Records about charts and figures
- - - -

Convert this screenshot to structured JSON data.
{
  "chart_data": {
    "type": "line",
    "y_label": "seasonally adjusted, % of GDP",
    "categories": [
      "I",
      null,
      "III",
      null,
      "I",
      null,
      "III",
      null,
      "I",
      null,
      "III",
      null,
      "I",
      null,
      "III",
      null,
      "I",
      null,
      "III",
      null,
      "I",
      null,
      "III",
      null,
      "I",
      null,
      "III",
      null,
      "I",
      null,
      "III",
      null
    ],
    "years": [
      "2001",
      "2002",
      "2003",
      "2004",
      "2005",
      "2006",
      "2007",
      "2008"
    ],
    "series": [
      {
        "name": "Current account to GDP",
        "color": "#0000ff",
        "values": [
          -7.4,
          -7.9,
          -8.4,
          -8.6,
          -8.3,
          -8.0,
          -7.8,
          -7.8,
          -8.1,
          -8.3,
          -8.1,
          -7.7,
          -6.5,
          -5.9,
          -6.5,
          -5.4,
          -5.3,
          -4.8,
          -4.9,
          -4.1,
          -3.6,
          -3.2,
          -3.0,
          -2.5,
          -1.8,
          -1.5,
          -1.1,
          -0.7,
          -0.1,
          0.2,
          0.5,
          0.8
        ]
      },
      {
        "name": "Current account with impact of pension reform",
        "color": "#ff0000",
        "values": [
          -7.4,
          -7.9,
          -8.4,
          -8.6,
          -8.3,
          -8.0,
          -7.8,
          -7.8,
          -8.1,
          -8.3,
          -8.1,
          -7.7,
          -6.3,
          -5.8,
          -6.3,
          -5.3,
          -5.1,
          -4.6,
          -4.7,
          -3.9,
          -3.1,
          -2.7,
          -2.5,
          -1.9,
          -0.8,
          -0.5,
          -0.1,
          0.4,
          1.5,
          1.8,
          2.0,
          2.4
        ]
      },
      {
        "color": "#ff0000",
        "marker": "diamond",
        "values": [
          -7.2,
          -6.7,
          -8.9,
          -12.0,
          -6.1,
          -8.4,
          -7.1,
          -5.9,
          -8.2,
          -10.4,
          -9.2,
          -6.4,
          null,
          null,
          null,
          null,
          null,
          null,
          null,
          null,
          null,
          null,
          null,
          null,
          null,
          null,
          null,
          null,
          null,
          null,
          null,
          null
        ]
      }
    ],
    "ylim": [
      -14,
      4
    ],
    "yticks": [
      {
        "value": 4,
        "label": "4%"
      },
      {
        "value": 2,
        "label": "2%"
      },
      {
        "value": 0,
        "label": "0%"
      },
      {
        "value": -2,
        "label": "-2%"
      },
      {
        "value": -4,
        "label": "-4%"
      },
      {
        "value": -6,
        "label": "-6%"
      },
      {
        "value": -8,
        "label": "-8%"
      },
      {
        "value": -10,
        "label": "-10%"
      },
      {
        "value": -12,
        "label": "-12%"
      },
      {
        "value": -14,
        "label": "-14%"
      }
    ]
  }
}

- - - -

▶ _DESCRIPTION OF THE TASK_: Transcribe all of the entries without altering anything.

▶ _TASK RESPONSE_:
Convert this screenshot to structured JSON data.
{
  "chart_data": {
    "type": "line",
    "y_label": "seasonally adjusted, % of GDP",
    "categories": [
      "I",
      null,
      "III",
      null,
      "I",
      null,
      "III",
      null,
      "I",
      null,
      "III",
      null,
      "I",
      null,
      "III",
      null,
      "I",
      null,
      "III",
      null,
      "I",
      null,
      "III",
      null,
      "I",
      null,
      "III",
      null,
      "I",
      null,
      "III",
      null
    ],
    "years": [
      "2001",
      "2002",
      "2003",
      "2004",
      "2005",
      "2006",
      "2007",
      "2008"
    ],
    "series": [
      {
        "name": "Current account to GDP",
        "color": "#0000ff",
        "values": [
          -7.4,
          -7.9,
          -8.4,
          -8.6,
          -8.3,
          -8.0,
          -7.8,
          -7.8,
          -8.1,
          -8.3,
          -8.1,
          -7.7,
          -6.5,
          -5.9,
          -6.5,
          -5.4,
          -5.3,
          -4.8,
          -4.9,
          -4.1,
          -3.6,
          -3.2,
          -3.0,
          -2.5,
          -1.8,
          -1.5,
          -1.1,
          -0.7,
          -0.1,
          0.2,
          0.5,
          0.8
        ]
      },
      {
        "name": "Current account with impact of pension reform",
        "color": "#ff0000",
        "values": [
          -7.4,
          -7.9,
          -8.4,
          -8.6,
          -8.3,
          -8.0,
          -7.8,
          -7.8,
          -8.1,
          -8.3,
          -8.1,
          -7.7,
          -6.3,
          -5.8,
          -6.3,
          -5.3,
          -5.1,
          -4.6,
          -4.7,
          -3.9,
          -3.1,
          -2.7,
          -2.5,
          -1.9,
          -0.8,
          -0.5,
          -0.1,
          0.4,
          1.5,
          1.8,
          2.0,
          2.4
        ]
      },
      {
        "color": "#ff0000",
        "marker": "diamond",
        "values": [
          -7.2,
          -6.7,
          -8.9,
          -12.0,
          -6.1,
          -8.4,
          -7.1,
          -5.9,
          -8.2,
          -10.4,
          -9.2,
          -6.4,
          null,
          null,
          null,
          null,
          null,
          null,
          null,
          null,
          null,
          null,
          null,
          null,
          null,
          null,
          null,
          null,
          null,
          null,
          null,
          null
        ]
      }
    ],
    "ylim": [
      -14,
      4
    ],
    "yticks": [
      {
        "value": 4,
        "label": "4%"
      },
      {
        "value": 2,
        "label": "2%"
      },
      {
        "value": 0,
        "label": "0%"
      },
      {
        "value": -2,
        "label": "-2%"
      },
      {
        "value": -4,
        "label": "-4%"
      },
      {
        "value": -6,
        "label": "-6%"
      },
      {
        "value": -8,
        "label": "-8%"
      },
      {
        "value": -10,
        "label": "-10%"
      },
      {
        "value": -12,
        "label": "-12%"
      },
      {
        "value": -14,
        "label": "-14%"
      }
    ]
  }
}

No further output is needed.